● Provided material
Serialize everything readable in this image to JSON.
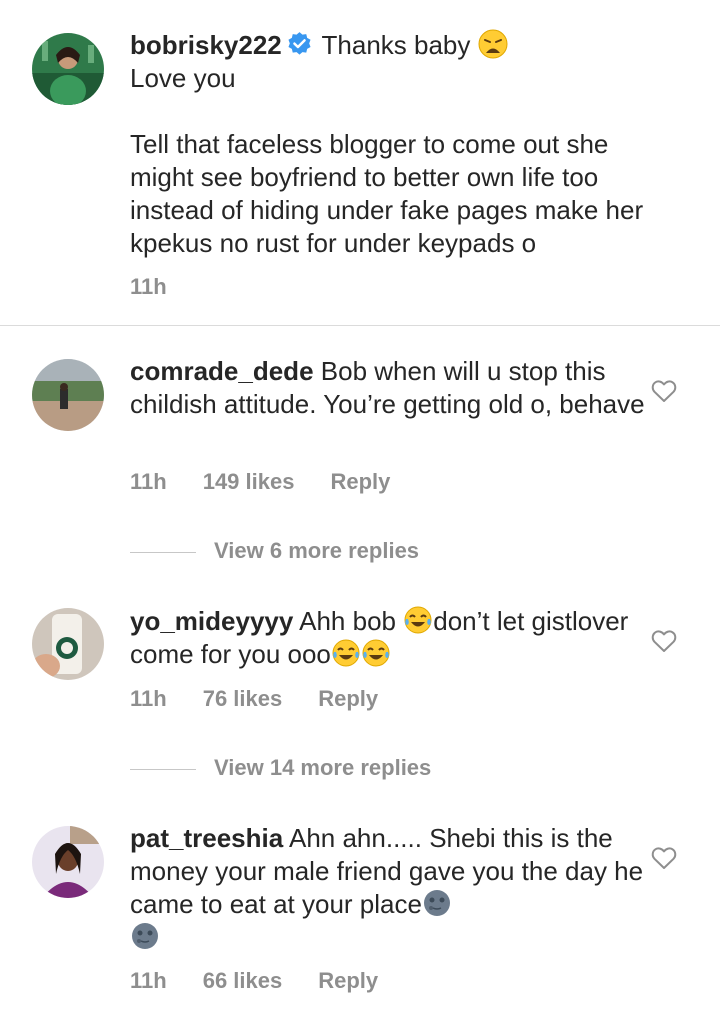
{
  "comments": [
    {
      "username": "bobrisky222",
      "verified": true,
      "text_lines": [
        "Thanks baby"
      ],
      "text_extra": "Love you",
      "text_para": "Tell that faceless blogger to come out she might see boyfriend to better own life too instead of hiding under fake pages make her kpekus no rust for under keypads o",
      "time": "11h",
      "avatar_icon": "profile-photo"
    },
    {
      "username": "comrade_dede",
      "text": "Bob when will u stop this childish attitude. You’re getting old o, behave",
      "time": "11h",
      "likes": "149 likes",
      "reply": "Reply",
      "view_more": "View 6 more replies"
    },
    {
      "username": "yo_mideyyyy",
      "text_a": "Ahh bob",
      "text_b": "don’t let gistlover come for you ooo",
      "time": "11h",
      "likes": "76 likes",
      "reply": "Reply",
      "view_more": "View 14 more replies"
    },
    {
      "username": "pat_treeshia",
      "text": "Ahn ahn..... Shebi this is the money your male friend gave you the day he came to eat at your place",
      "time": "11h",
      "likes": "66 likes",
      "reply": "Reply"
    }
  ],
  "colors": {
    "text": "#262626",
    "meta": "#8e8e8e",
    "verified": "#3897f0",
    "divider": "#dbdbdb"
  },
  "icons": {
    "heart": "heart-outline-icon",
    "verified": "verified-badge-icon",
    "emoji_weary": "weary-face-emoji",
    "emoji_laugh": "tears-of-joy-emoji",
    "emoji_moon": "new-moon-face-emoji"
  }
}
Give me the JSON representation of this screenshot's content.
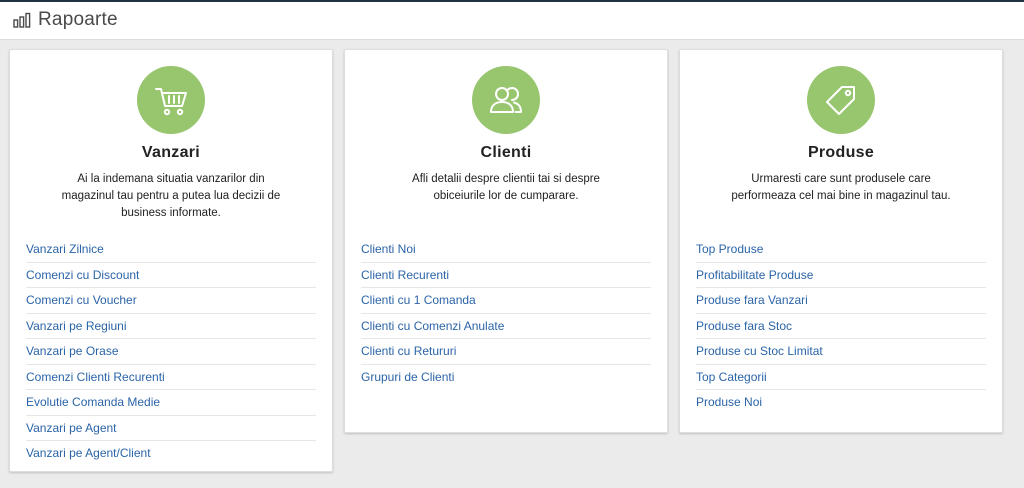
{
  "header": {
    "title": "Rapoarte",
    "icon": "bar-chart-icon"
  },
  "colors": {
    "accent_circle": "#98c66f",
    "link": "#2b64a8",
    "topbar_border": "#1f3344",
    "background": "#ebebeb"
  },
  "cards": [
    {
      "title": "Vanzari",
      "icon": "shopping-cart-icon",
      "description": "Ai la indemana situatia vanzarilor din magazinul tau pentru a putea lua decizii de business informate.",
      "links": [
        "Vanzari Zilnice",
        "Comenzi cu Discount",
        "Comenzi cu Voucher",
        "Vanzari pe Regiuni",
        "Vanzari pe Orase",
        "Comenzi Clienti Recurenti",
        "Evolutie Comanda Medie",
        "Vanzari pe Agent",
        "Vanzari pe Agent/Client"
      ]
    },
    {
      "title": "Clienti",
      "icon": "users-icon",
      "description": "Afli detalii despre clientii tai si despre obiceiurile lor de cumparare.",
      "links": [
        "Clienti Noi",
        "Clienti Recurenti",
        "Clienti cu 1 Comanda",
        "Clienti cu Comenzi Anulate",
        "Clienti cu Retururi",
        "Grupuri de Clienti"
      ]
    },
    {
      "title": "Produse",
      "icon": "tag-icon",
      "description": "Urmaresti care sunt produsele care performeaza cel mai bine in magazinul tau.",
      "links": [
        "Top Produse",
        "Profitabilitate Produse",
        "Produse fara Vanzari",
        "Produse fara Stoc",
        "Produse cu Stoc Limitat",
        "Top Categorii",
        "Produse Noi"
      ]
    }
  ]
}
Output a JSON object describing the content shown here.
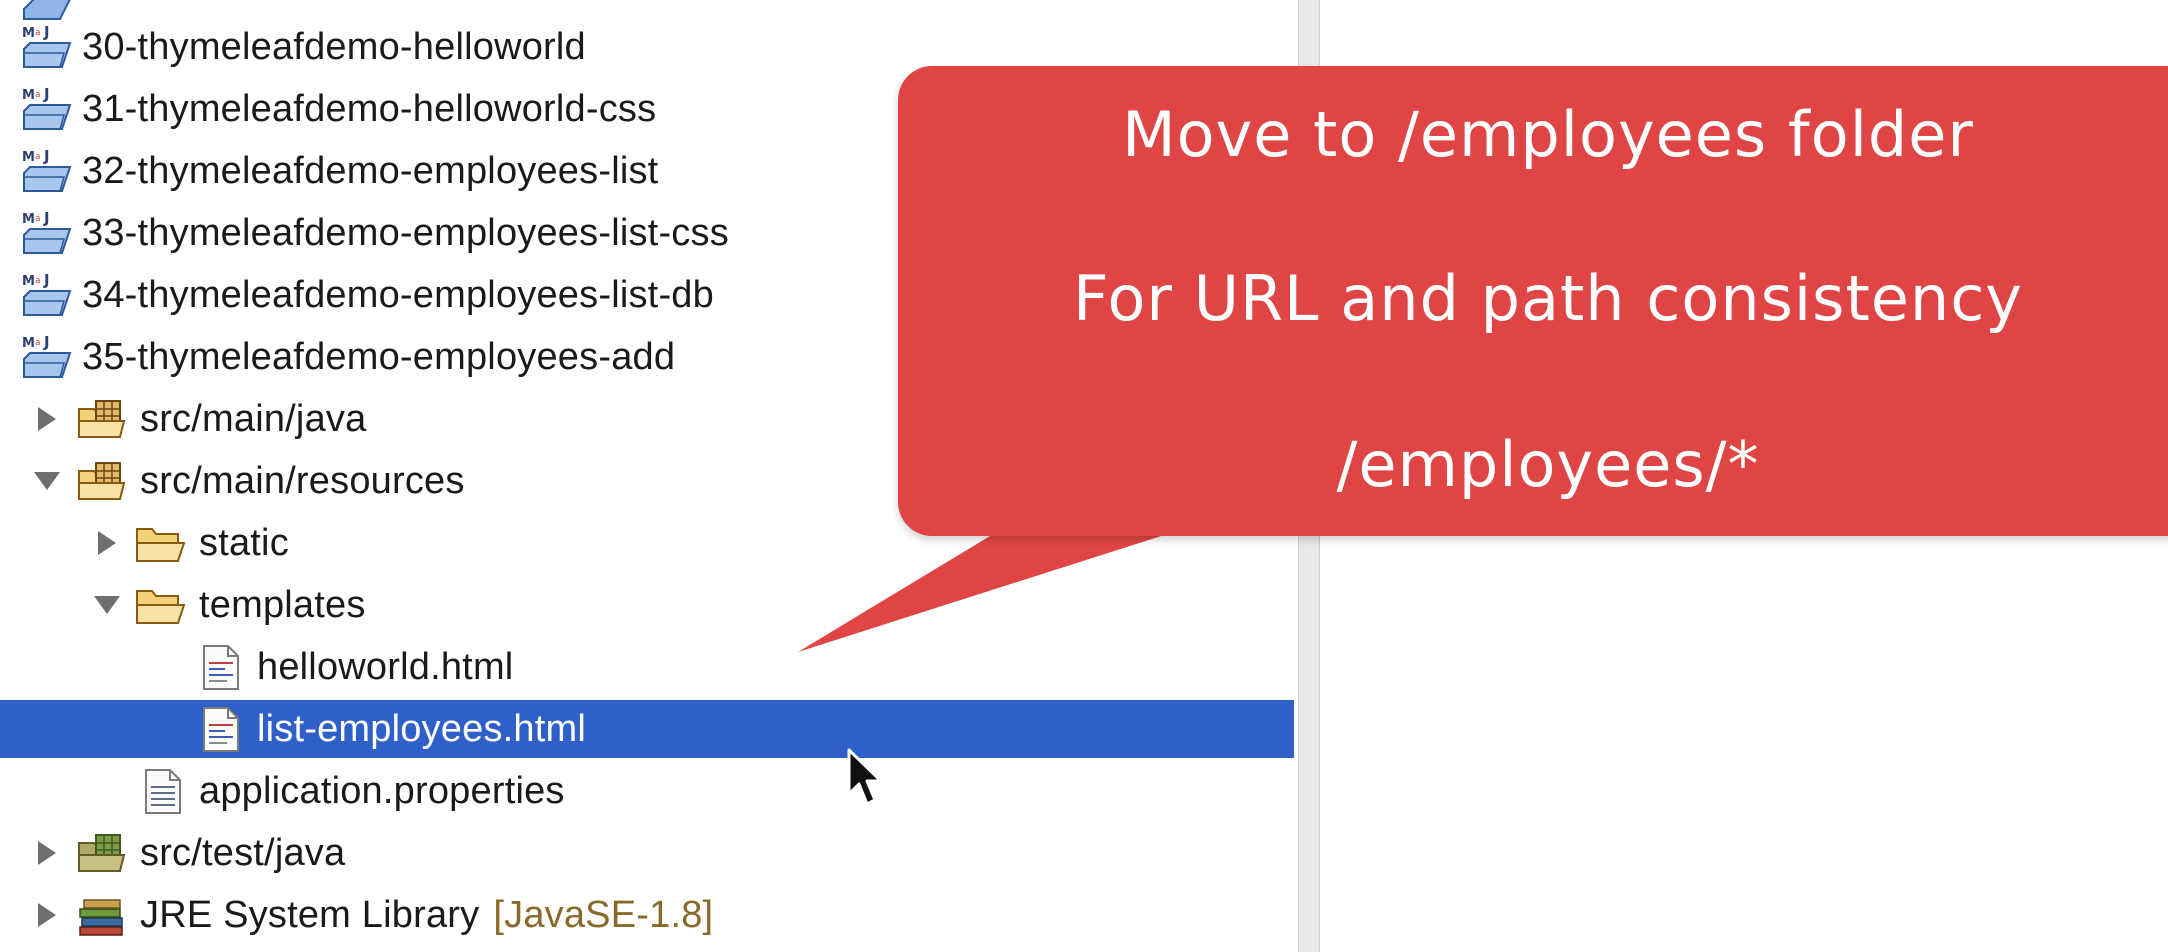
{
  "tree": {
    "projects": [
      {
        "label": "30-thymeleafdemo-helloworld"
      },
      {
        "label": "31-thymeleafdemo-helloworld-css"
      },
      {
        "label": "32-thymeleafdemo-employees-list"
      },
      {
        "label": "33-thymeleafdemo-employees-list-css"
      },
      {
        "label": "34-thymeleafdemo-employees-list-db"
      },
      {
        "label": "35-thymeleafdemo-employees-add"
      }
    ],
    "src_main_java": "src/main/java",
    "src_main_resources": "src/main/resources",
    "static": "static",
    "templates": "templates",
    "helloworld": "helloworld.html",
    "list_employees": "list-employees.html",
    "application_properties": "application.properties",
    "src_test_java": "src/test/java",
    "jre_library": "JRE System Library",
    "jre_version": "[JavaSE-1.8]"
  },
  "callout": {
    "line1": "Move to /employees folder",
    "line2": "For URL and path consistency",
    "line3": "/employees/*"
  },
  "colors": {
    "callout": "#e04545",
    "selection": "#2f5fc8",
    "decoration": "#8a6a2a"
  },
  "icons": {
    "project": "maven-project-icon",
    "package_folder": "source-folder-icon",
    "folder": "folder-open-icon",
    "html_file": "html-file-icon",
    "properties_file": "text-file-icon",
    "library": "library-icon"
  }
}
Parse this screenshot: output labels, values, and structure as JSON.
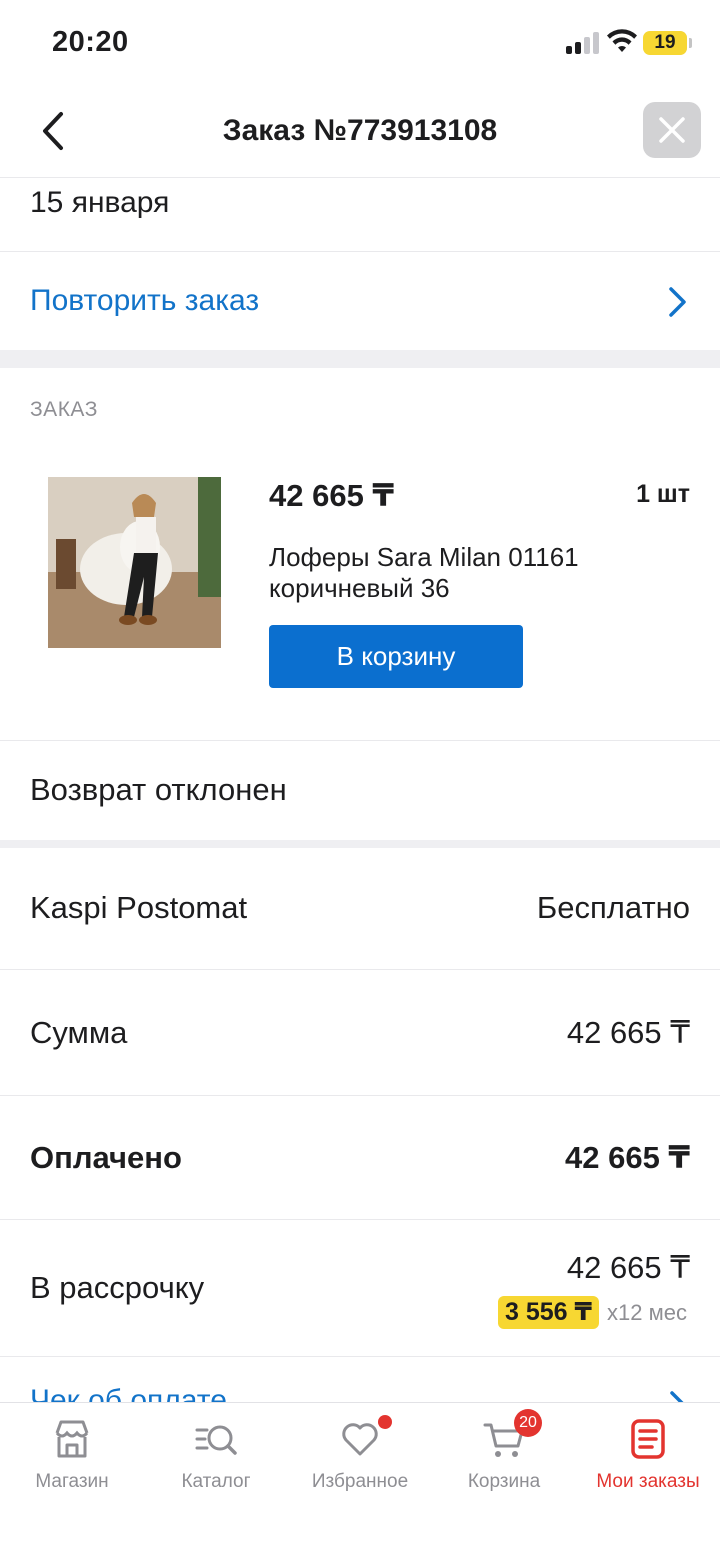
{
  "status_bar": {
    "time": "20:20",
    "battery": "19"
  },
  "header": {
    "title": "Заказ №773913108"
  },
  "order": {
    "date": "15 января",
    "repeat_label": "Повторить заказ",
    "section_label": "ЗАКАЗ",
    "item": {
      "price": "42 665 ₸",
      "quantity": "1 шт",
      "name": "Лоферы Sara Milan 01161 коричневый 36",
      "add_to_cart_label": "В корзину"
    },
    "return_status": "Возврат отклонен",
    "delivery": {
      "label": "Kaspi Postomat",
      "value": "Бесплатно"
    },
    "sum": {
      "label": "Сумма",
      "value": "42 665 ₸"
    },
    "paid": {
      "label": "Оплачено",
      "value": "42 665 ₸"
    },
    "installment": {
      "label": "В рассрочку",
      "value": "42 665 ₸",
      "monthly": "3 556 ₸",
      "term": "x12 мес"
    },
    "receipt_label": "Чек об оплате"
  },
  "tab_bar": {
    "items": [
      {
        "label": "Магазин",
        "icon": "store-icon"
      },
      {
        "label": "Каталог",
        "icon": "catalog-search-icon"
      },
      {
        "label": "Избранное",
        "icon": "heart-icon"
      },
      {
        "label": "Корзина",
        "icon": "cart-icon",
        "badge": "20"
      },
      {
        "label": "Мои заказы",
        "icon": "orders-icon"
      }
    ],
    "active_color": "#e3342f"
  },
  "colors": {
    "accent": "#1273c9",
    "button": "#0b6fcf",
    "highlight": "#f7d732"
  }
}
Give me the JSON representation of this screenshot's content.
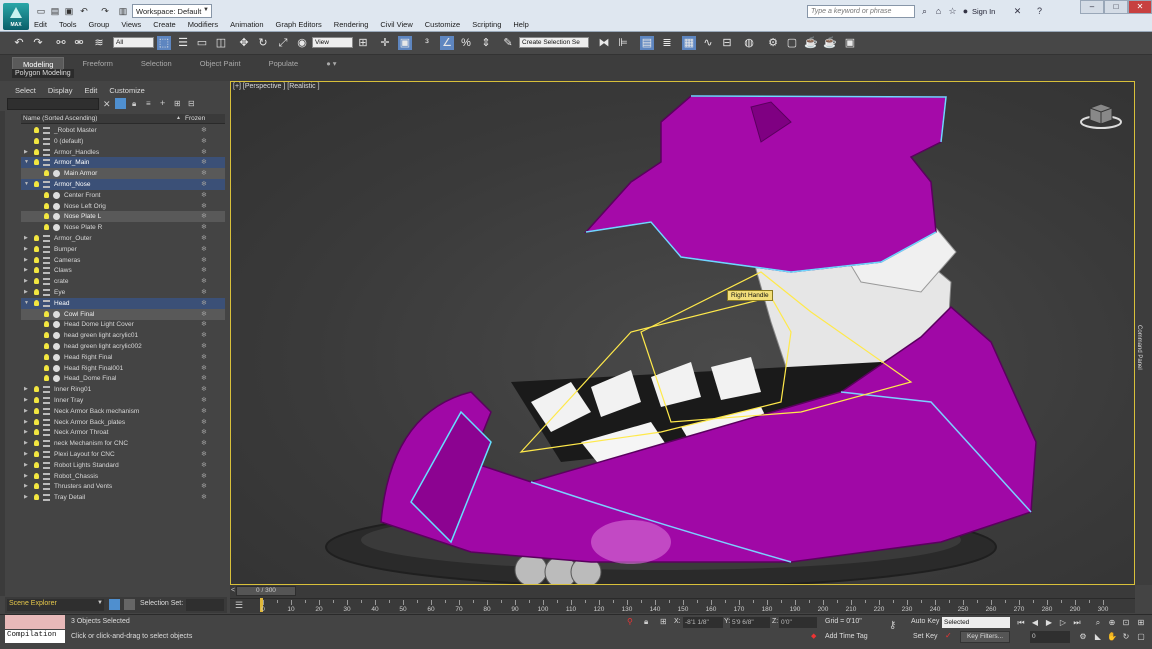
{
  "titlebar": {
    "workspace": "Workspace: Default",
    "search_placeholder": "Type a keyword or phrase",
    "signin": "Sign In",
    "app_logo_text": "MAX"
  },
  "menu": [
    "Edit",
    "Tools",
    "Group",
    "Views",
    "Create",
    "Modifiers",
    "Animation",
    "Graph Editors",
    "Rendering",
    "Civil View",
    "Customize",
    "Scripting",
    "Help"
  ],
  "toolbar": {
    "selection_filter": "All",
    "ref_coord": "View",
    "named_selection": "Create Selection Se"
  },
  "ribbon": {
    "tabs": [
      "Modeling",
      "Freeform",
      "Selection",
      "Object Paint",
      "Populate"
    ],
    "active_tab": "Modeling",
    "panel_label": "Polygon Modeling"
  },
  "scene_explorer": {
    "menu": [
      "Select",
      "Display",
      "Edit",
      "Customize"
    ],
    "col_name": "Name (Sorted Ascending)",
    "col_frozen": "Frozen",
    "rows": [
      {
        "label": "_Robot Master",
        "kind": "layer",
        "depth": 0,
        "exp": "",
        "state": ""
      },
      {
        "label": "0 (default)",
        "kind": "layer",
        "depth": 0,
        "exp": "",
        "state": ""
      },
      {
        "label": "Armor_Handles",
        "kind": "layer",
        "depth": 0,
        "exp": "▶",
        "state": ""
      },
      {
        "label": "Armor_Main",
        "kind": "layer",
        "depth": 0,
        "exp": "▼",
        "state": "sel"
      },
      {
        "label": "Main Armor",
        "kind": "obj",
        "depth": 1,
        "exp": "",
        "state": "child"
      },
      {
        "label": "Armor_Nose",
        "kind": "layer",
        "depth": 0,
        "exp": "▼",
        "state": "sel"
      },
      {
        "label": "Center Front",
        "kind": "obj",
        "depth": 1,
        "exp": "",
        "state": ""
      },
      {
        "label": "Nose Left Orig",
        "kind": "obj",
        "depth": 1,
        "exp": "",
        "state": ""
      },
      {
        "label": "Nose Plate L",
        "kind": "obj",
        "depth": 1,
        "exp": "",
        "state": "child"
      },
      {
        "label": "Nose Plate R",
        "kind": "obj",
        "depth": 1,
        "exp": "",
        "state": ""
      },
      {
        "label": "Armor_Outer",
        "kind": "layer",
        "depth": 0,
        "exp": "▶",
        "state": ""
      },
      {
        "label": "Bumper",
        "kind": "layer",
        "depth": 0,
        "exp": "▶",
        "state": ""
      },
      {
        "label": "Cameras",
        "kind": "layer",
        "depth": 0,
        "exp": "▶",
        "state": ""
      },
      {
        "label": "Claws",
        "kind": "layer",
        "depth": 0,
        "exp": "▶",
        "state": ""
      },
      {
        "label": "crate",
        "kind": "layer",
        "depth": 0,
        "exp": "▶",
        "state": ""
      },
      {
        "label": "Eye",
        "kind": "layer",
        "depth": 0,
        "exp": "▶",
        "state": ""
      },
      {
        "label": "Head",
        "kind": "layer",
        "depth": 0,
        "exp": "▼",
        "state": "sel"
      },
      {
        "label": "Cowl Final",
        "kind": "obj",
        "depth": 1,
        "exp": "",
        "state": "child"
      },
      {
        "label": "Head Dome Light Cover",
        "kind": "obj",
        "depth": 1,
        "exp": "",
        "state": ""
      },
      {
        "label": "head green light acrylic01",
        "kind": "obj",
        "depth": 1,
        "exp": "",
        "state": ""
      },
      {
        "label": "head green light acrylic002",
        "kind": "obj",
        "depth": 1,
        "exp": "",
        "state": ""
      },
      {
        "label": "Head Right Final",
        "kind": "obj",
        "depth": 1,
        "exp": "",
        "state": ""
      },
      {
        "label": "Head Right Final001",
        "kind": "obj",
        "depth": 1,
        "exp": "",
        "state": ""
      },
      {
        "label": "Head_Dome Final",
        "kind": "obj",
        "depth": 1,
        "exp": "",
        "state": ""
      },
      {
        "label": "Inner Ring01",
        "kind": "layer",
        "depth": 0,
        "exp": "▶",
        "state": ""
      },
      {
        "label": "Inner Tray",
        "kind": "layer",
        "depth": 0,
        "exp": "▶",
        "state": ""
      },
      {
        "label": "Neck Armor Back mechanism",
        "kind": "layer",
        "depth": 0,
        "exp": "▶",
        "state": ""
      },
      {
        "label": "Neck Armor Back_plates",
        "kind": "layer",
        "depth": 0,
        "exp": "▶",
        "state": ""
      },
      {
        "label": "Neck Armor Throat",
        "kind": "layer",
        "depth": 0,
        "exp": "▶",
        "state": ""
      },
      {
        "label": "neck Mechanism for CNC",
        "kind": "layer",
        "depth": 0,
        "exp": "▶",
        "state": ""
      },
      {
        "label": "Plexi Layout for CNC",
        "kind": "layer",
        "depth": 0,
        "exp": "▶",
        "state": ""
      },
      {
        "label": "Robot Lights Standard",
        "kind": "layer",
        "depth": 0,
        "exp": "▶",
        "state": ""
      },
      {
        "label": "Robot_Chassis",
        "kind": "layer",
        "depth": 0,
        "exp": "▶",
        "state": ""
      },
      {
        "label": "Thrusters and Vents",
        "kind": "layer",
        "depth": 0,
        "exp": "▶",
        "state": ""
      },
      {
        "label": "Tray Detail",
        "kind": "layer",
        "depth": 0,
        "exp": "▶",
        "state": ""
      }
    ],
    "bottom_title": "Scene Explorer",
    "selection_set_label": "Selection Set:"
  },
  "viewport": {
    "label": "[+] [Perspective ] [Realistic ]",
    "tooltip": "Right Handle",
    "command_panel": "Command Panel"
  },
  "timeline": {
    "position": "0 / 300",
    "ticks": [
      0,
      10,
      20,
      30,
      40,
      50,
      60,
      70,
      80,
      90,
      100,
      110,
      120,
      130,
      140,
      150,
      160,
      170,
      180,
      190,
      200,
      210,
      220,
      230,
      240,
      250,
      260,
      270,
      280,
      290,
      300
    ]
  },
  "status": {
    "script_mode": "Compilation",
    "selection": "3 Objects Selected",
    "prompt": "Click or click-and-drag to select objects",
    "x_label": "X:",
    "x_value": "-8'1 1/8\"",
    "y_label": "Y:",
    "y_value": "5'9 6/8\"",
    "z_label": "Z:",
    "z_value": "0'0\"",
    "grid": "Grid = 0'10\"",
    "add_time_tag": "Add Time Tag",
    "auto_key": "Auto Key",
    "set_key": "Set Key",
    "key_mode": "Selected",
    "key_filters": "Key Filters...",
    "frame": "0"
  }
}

● Requirement
Report the number of lines in the listing that include the string "emoji"; give nothing but the number.

● Reply to the task
3